- [Written task] Tally each line where the word "into" occurs, then give only the total.

--- Records ---

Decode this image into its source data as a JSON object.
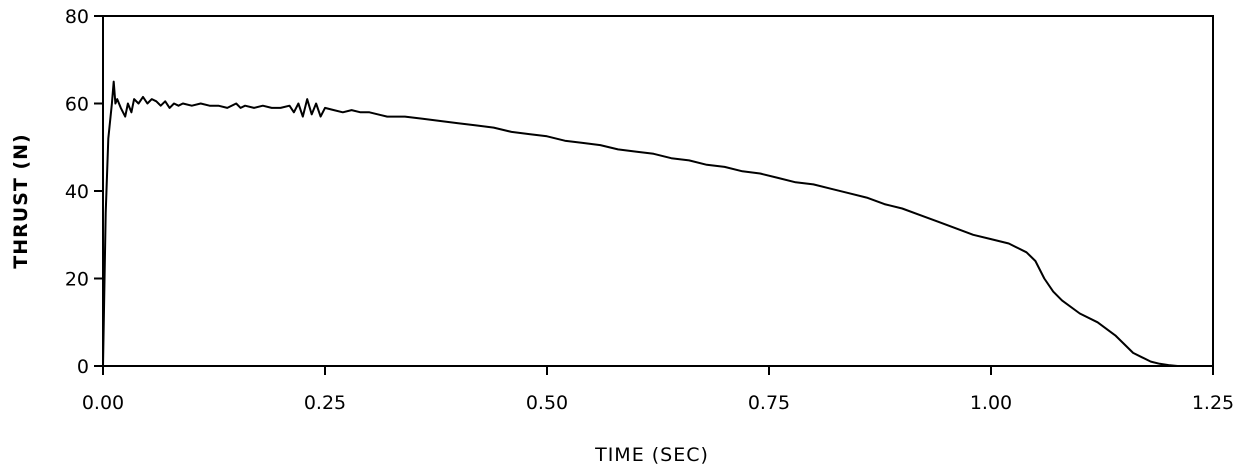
{
  "chart_data": {
    "type": "line",
    "title": "",
    "xlabel": "TIME (SEC)",
    "ylabel": "THRUST (N)",
    "xlim": [
      0,
      1.25
    ],
    "ylim": [
      0,
      80
    ],
    "x_ticks": [
      "0.00",
      "0.25",
      "0.50",
      "0.75",
      "1.00",
      "1.25"
    ],
    "y_ticks": [
      "0",
      "20",
      "40",
      "60",
      "80"
    ],
    "grid": false,
    "legend": "none",
    "line_color": "#000000",
    "series": [
      {
        "x": [
          0.0,
          0.003,
          0.006,
          0.01,
          0.012,
          0.014,
          0.016,
          0.02,
          0.025,
          0.028,
          0.032,
          0.035,
          0.04,
          0.045,
          0.05,
          0.055,
          0.06,
          0.065,
          0.07,
          0.075,
          0.08,
          0.085,
          0.09,
          0.1,
          0.11,
          0.12,
          0.13,
          0.14,
          0.15,
          0.155,
          0.16,
          0.17,
          0.18,
          0.19,
          0.2,
          0.21,
          0.215,
          0.22,
          0.225,
          0.23,
          0.235,
          0.24,
          0.245,
          0.25,
          0.26,
          0.27,
          0.28,
          0.29,
          0.3,
          0.32,
          0.34,
          0.36,
          0.38,
          0.4,
          0.42,
          0.44,
          0.46,
          0.48,
          0.5,
          0.52,
          0.54,
          0.56,
          0.58,
          0.6,
          0.62,
          0.64,
          0.66,
          0.68,
          0.7,
          0.72,
          0.74,
          0.76,
          0.78,
          0.8,
          0.82,
          0.84,
          0.86,
          0.88,
          0.9,
          0.92,
          0.94,
          0.96,
          0.98,
          1.0,
          1.02,
          1.03,
          1.04,
          1.05,
          1.06,
          1.07,
          1.08,
          1.1,
          1.12,
          1.14,
          1.16,
          1.17,
          1.18,
          1.19,
          1.2,
          1.21,
          1.22,
          1.23,
          1.25
        ],
        "y": [
          0,
          35,
          52,
          60,
          65,
          60,
          61,
          59,
          57,
          60,
          58,
          61,
          60,
          61.5,
          60,
          61,
          60.5,
          59.5,
          60.5,
          59,
          60,
          59.5,
          60,
          59.5,
          60,
          59.5,
          59.5,
          59,
          60,
          59,
          59.5,
          59,
          59.5,
          59,
          59,
          59.5,
          58,
          60,
          57,
          61,
          57.5,
          60,
          57,
          59,
          58.5,
          58,
          58.5,
          58,
          58,
          57,
          57,
          56.5,
          56,
          55.5,
          55,
          54.5,
          53.5,
          53,
          52.5,
          51.5,
          51,
          50.5,
          49.5,
          49,
          48.5,
          47.5,
          47,
          46,
          45.5,
          44.5,
          44,
          43,
          42,
          41.5,
          40.5,
          39.5,
          38.5,
          37,
          36,
          34.5,
          33,
          31.5,
          30,
          29,
          28,
          27,
          26,
          24,
          20,
          17,
          15,
          12,
          10,
          7,
          3,
          2,
          1,
          0.5,
          0.2,
          0,
          0,
          0,
          0
        ]
      }
    ]
  }
}
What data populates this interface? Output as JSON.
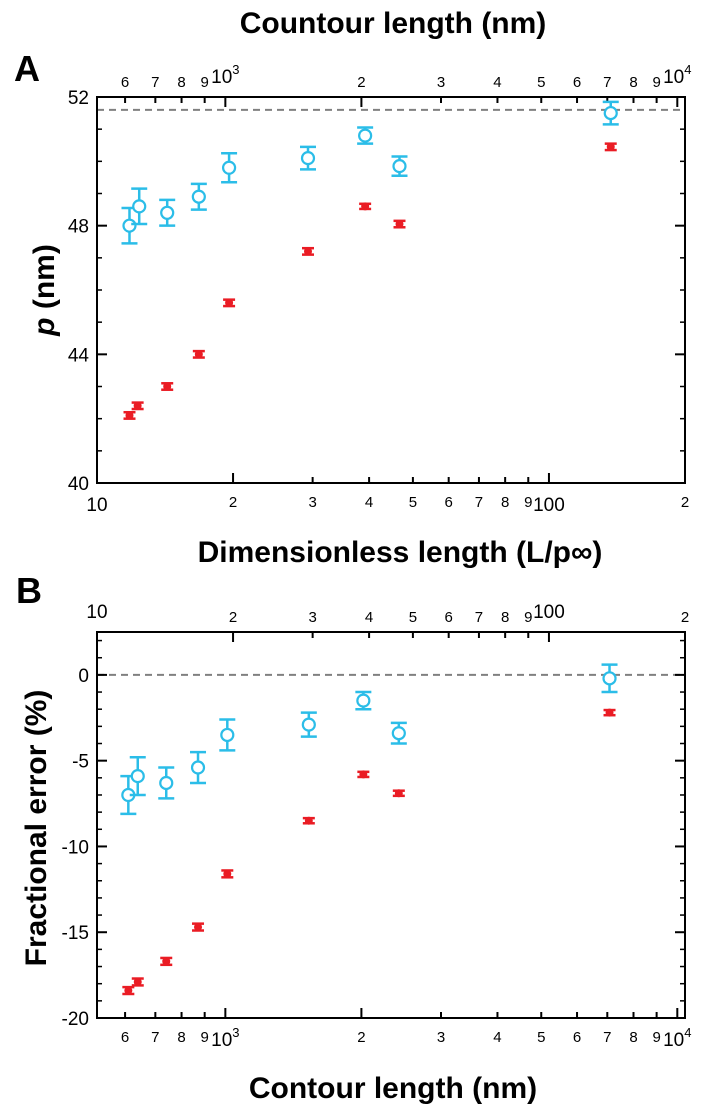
{
  "figure": {
    "panels": [
      "A",
      "B"
    ],
    "colors": {
      "series_1": "#ea1c24",
      "series_2": "#2bbde8",
      "reference": "#808080"
    }
  },
  "chart_data": [
    {
      "panel": "A",
      "type": "scatter",
      "top_xlabel": "Countour length (nm)",
      "xlabel": "Dimensionless length (L/p∞)",
      "ylabel_italic": "p",
      "ylabel_rest": " (nm)",
      "xscale": "log",
      "xlim": [
        10,
        200
      ],
      "ylim": [
        40,
        52
      ],
      "top_xlim": [
        520,
        10400
      ],
      "grid": false,
      "legend": "none",
      "y_ticks": [
        "40",
        "44",
        "48",
        "52"
      ],
      "y_tick_values": [
        40,
        44,
        48,
        52
      ],
      "reference_line": {
        "y": 51.6,
        "style": "dashed"
      },
      "series": [
        {
          "color": "#ea1c24",
          "marker": "filled-circle",
          "x": [
            11.8,
            12.3,
            14.3,
            16.8,
            19.6,
            29.3,
            39.2,
            46.7,
            137
          ],
          "y": [
            42.1,
            42.4,
            43.0,
            44.0,
            45.6,
            47.2,
            48.6,
            48.05,
            50.45
          ],
          "yerr": [
            0.1,
            0.1,
            0.1,
            0.1,
            0.1,
            0.1,
            0.08,
            0.1,
            0.1
          ]
        },
        {
          "color": "#2bbde8",
          "marker": "open-circle",
          "x": [
            11.8,
            12.4,
            14.3,
            16.8,
            19.6,
            29.3,
            39.2,
            46.7,
            137
          ],
          "y": [
            48.0,
            48.6,
            48.4,
            48.9,
            49.8,
            50.1,
            50.8,
            49.85,
            51.5
          ],
          "yerr": [
            0.55,
            0.55,
            0.4,
            0.4,
            0.45,
            0.35,
            0.25,
            0.3,
            0.35
          ]
        }
      ]
    },
    {
      "panel": "B",
      "type": "scatter",
      "xlabel": "Contour length (nm)",
      "ylabel": "Fractional error (%)",
      "xscale": "log",
      "xlim": [
        520,
        10400
      ],
      "ylim": [
        -20,
        2.5
      ],
      "top_xlim": [
        10,
        200
      ],
      "grid": false,
      "legend": "none",
      "y_ticks": [
        "-20",
        "-15",
        "-10",
        "-5",
        "0"
      ],
      "y_tick_values": [
        -20,
        -15,
        -10,
        -5,
        0
      ],
      "reference_line": {
        "y": 0,
        "style": "dashed"
      },
      "series": [
        {
          "color": "#ea1c24",
          "marker": "filled-circle",
          "x": [
            610,
            640,
            740,
            870,
            1010,
            1530,
            2020,
            2420,
            7080
          ],
          "y": [
            -18.4,
            -17.9,
            -16.7,
            -14.7,
            -11.6,
            -8.5,
            -5.8,
            -6.9,
            -2.2
          ],
          "yerr": [
            0.2,
            0.2,
            0.2,
            0.2,
            0.2,
            0.15,
            0.15,
            0.15,
            0.15
          ]
        },
        {
          "color": "#2bbde8",
          "marker": "open-circle",
          "x": [
            610,
            640,
            740,
            870,
            1010,
            1530,
            2020,
            2420,
            7080
          ],
          "y": [
            -7.0,
            -5.9,
            -6.3,
            -5.4,
            -3.5,
            -2.9,
            -1.5,
            -3.4,
            -0.2
          ],
          "yerr": [
            1.1,
            1.1,
            0.9,
            0.9,
            0.9,
            0.7,
            0.5,
            0.6,
            0.8
          ]
        }
      ]
    }
  ],
  "tick_labels": {
    "a_top": [
      "6",
      "7",
      "8",
      "9",
      "10",
      "2",
      "3",
      "4",
      "5",
      "6",
      "7",
      "8",
      "9",
      "10"
    ],
    "a_top_exp": [
      "3",
      "4"
    ],
    "a_bottom": [
      "10",
      "2",
      "3",
      "4",
      "5",
      "6",
      "7",
      "8",
      "9",
      "100",
      "2"
    ],
    "b_top": [
      "10",
      "2",
      "3",
      "4",
      "5",
      "6",
      "7",
      "8",
      "9",
      "100",
      "2"
    ],
    "b_bottom": [
      "6",
      "7",
      "8",
      "9",
      "10",
      "2",
      "3",
      "4",
      "5",
      "6",
      "7",
      "8",
      "9",
      "10"
    ],
    "b_bottom_exp": [
      "3",
      "4"
    ]
  }
}
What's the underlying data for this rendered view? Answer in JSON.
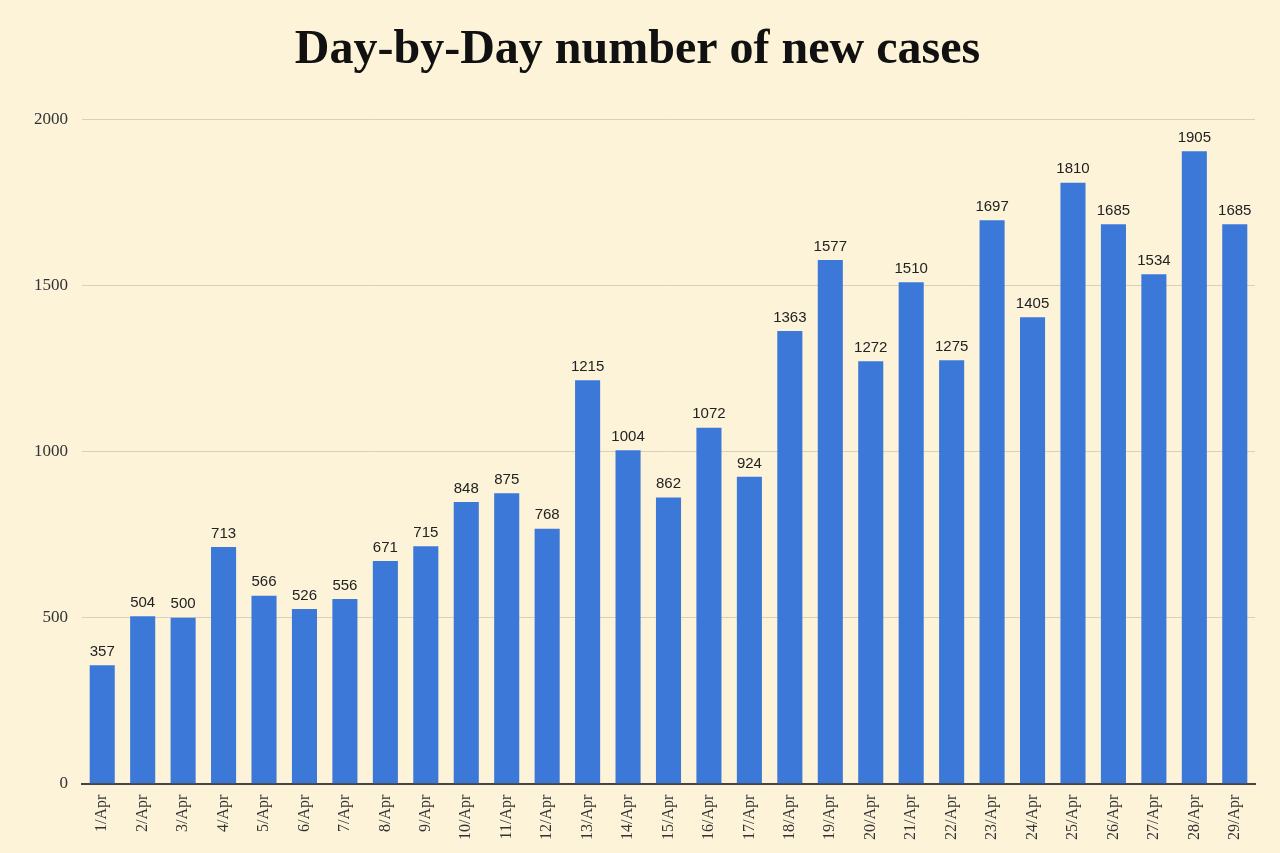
{
  "chart_data": {
    "type": "bar",
    "title": "Day-by-Day number of new cases",
    "categories": [
      "1/Apr",
      "2/Apr",
      "3/Apr",
      "4/Apr",
      "5/Apr",
      "6/Apr",
      "7/Apr",
      "8/Apr",
      "9/Apr",
      "10/Apr",
      "11/Apr",
      "12/Apr",
      "13/Apr",
      "14/Apr",
      "15/Apr",
      "16/Apr",
      "17/Apr",
      "18/Apr",
      "19/Apr",
      "20/Apr",
      "21/Apr",
      "22/Apr",
      "23/Apr",
      "24/Apr",
      "25/Apr",
      "26/Apr",
      "27/Apr",
      "28/Apr",
      "29/Apr"
    ],
    "values": [
      357,
      504,
      500,
      713,
      566,
      526,
      556,
      671,
      715,
      848,
      875,
      768,
      1215,
      1004,
      862,
      1072,
      924,
      1363,
      1577,
      1272,
      1510,
      1275,
      1697,
      1405,
      1810,
      1685,
      1534,
      1905,
      1685
    ],
    "color": "#3c78d8",
    "ylim": [
      0,
      2000
    ],
    "yticks": [
      0,
      500,
      1000,
      1500,
      2000
    ],
    "grid": true,
    "data_labels": true
  }
}
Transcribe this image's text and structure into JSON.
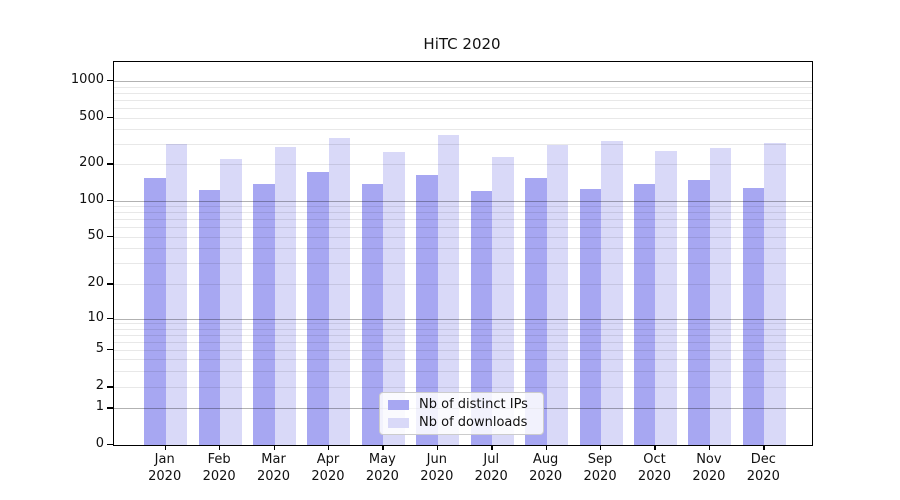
{
  "chart_data": {
    "type": "bar",
    "title": "HiTC 2020",
    "categories": [
      "Jan",
      "Feb",
      "Mar",
      "Apr",
      "May",
      "Jun",
      "Jul",
      "Aug",
      "Sep",
      "Oct",
      "Nov",
      "Dec"
    ],
    "x_year_label": "2020",
    "series": [
      {
        "name": "Nb of distinct IPs",
        "color": "#a7a7f2",
        "values": [
          155,
          124,
          138,
          172,
          138,
          164,
          120,
          153,
          126,
          139,
          148,
          128
        ]
      },
      {
        "name": "Nb of downloads",
        "color": "#d9d9f8",
        "values": [
          300,
          224,
          282,
          337,
          253,
          355,
          230,
          295,
          315,
          260,
          275,
          302
        ]
      }
    ],
    "xlabel": "",
    "ylabel": "",
    "y_scale": "symlog",
    "y_ticks": [
      0,
      1,
      2,
      5,
      10,
      20,
      50,
      100,
      200,
      500,
      1000
    ],
    "ylim": [
      0,
      1400
    ],
    "grid": true,
    "legend_position": "inside lower center"
  }
}
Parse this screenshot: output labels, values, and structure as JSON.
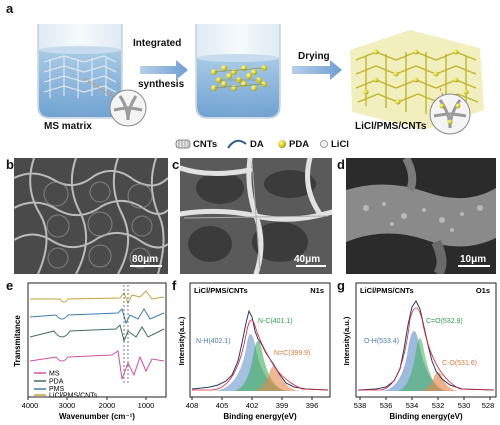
{
  "panel_a": {
    "label": "a",
    "arrow1_text": [
      "Integrated",
      "synthesis"
    ],
    "arrow2_text": "Drying",
    "beaker1_label": "MS matrix",
    "product_label": "LiCl/PMS/CNTs",
    "legend": [
      {
        "label": "CNTs",
        "icon": "cnt-icon"
      },
      {
        "label": "DA",
        "icon": "da-curve-icon"
      },
      {
        "label": "PDA",
        "icon": "pda-sphere-icon"
      },
      {
        "label": "LiCl",
        "icon": "licl-sphere-icon"
      }
    ]
  },
  "panel_b": {
    "label": "b",
    "scale": "80μm"
  },
  "panel_c": {
    "label": "c",
    "scale": "40μm"
  },
  "panel_d": {
    "label": "d",
    "scale": "10μm"
  },
  "panel_e": {
    "label": "e",
    "chart_data": {
      "type": "line",
      "ylabel": "Transmitance",
      "xlabel": "Wavenumber (cm⁻¹)",
      "xlim": [
        4000,
        500
      ],
      "xticks": [
        4000,
        3000,
        2000,
        1000
      ],
      "legend": [
        {
          "name": "MS",
          "color": "#d24fa0"
        },
        {
          "name": "PDA",
          "color": "#3f6f63"
        },
        {
          "name": "PMS",
          "color": "#3a7fb0"
        },
        {
          "name": "LiCl/PMS/CNTs",
          "color": "#c9a23a"
        }
      ]
    }
  },
  "panel_f": {
    "label": "f",
    "chart_data": {
      "type": "line",
      "title_left": "LiCl/PMS/CNTs",
      "title_right": "N1s",
      "ylabel": "Intensity(a.u.)",
      "xlabel": "Binding energy(eV)",
      "xlim": [
        408,
        394
      ],
      "xticks": [
        408,
        405,
        402,
        399,
        396
      ],
      "peaks": [
        {
          "label": "N-H(402.1)",
          "center": 402.1,
          "color": "#5a8ec8"
        },
        {
          "label": "N-C(401.1)",
          "center": 401.1,
          "color": "#3fae5a"
        },
        {
          "label": "N=C(399.9)",
          "center": 399.9,
          "color": "#e8874a"
        }
      ]
    }
  },
  "panel_g": {
    "label": "g",
    "chart_data": {
      "type": "line",
      "title_left": "LiCl/PMS/CNTs",
      "title_right": "O1s",
      "ylabel": "Intensity(a.u.)",
      "xlabel": "Binding energy(eV)",
      "xlim": [
        538,
        527
      ],
      "xticks": [
        538,
        536,
        534,
        532,
        530,
        528
      ],
      "peaks": [
        {
          "label": "O-H(533.4)",
          "center": 533.4,
          "color": "#5a8ec8"
        },
        {
          "label": "C=O(532.9)",
          "center": 532.9,
          "color": "#3fae5a"
        },
        {
          "label": "C-O(531.6)",
          "center": 531.6,
          "color": "#e8874a"
        }
      ]
    }
  }
}
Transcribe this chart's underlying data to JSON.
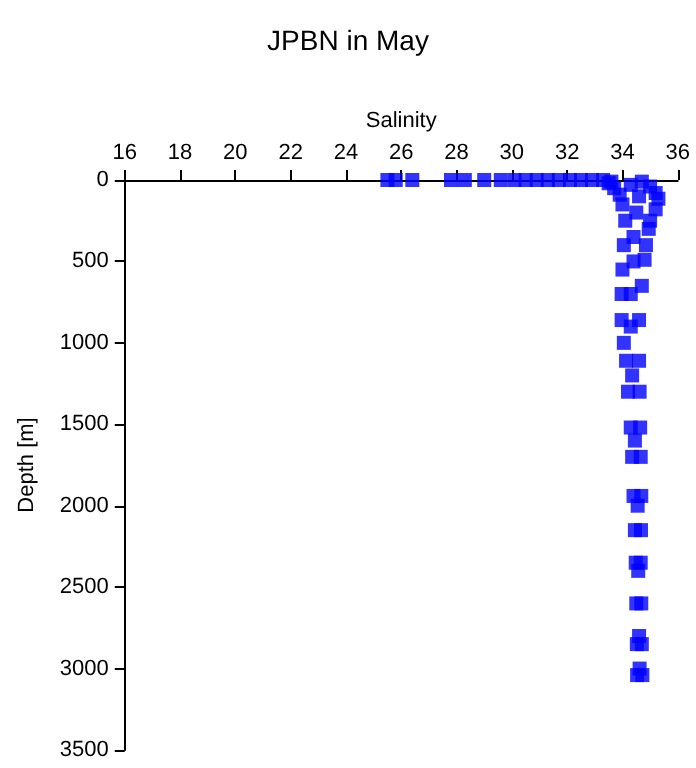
{
  "chart_data": {
    "type": "scatter",
    "title": "JPBN in May",
    "xlabel": "Salinity",
    "ylabel": "Depth [m]",
    "x": [
      25.5,
      25.8,
      26.4,
      27.8,
      28.3,
      29.0,
      29.6,
      30.1,
      30.5,
      30.9,
      31.3,
      31.7,
      32.1,
      32.5,
      32.9,
      33.3,
      33.6,
      33.5,
      33.7,
      33.9,
      34.0,
      34.1,
      34.05,
      34.0,
      33.97,
      33.97,
      34.05,
      34.13,
      34.2,
      34.3,
      34.35,
      34.4,
      34.45,
      34.48,
      34.5,
      34.52,
      34.53,
      34.7,
      35.0,
      35.2,
      35.3,
      35.2,
      35.0,
      34.95,
      34.85,
      34.8,
      34.7,
      34.6,
      34.6,
      34.62,
      34.64,
      34.66,
      34.68,
      34.67,
      34.66,
      34.68,
      34.7,
      34.72,
      34.3,
      34.6,
      34.5,
      34.4,
      34.4,
      34.3,
      34.3,
      34.35,
      34.45,
      34.55,
      34.57,
      34.6,
      34.62
    ],
    "series": [
      {
        "color": "#0000ff",
        "values": [
          0,
          0,
          0,
          0,
          0,
          0,
          0,
          0,
          0,
          0,
          0,
          0,
          0,
          0,
          0,
          0,
          10,
          20,
          50,
          90,
          150,
          250,
          400,
          550,
          700,
          860,
          1000,
          1110,
          1300,
          1520,
          1700,
          1940,
          2150,
          2350,
          2600,
          2850,
          3040,
          10,
          40,
          80,
          115,
          180,
          250,
          300,
          400,
          490,
          650,
          860,
          1110,
          1300,
          1520,
          1700,
          1940,
          2150,
          2350,
          2600,
          2850,
          3040,
          30,
          100,
          200,
          350,
          500,
          700,
          900,
          1200,
          1600,
          2000,
          2400,
          2800,
          3000
        ]
      }
    ],
    "xlim": [
      16,
      36
    ],
    "xticks": [
      16,
      18,
      20,
      22,
      24,
      26,
      28,
      30,
      32,
      34,
      36
    ],
    "ylim": [
      3500,
      0
    ],
    "yticks": [
      0,
      500,
      1000,
      1500,
      2000,
      2500,
      3000,
      3500
    ],
    "grid": false,
    "marker": "square"
  }
}
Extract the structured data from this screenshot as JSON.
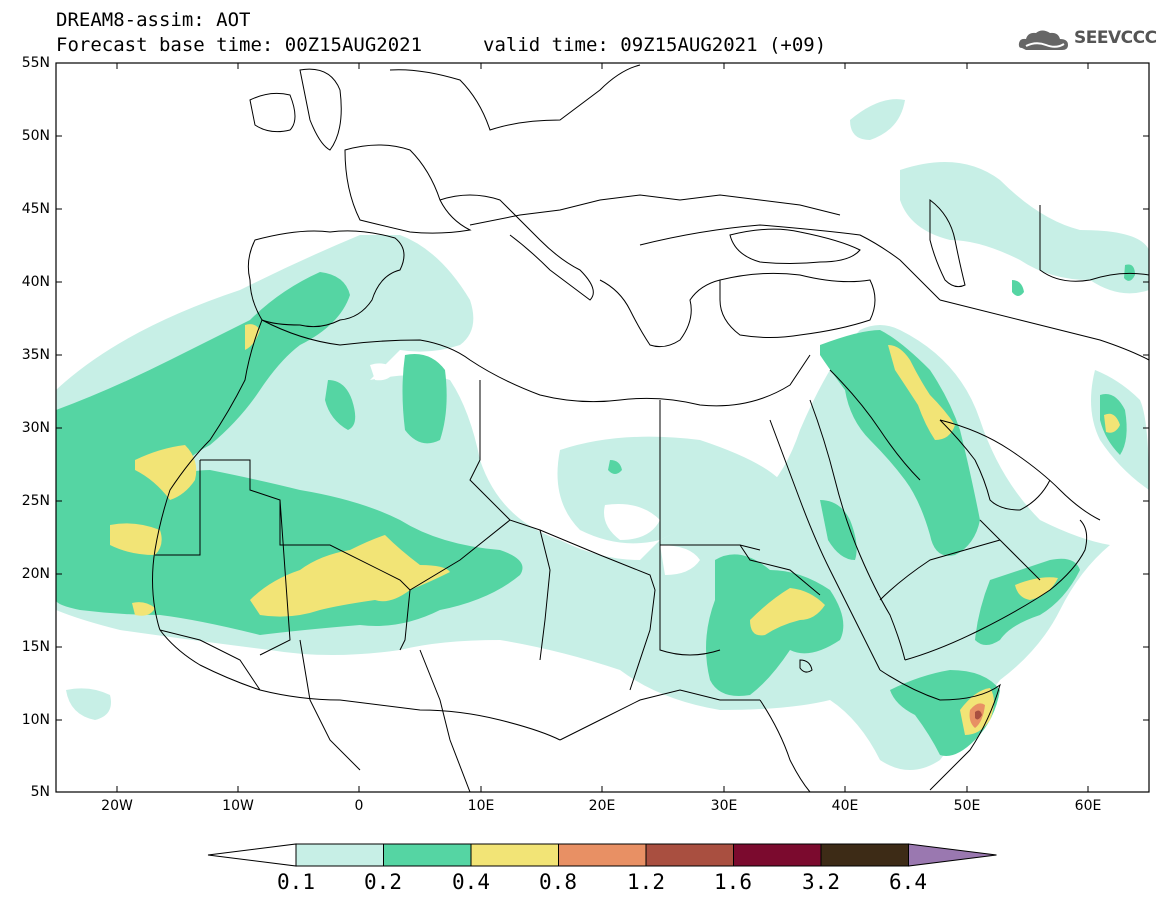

---

- [Result] 2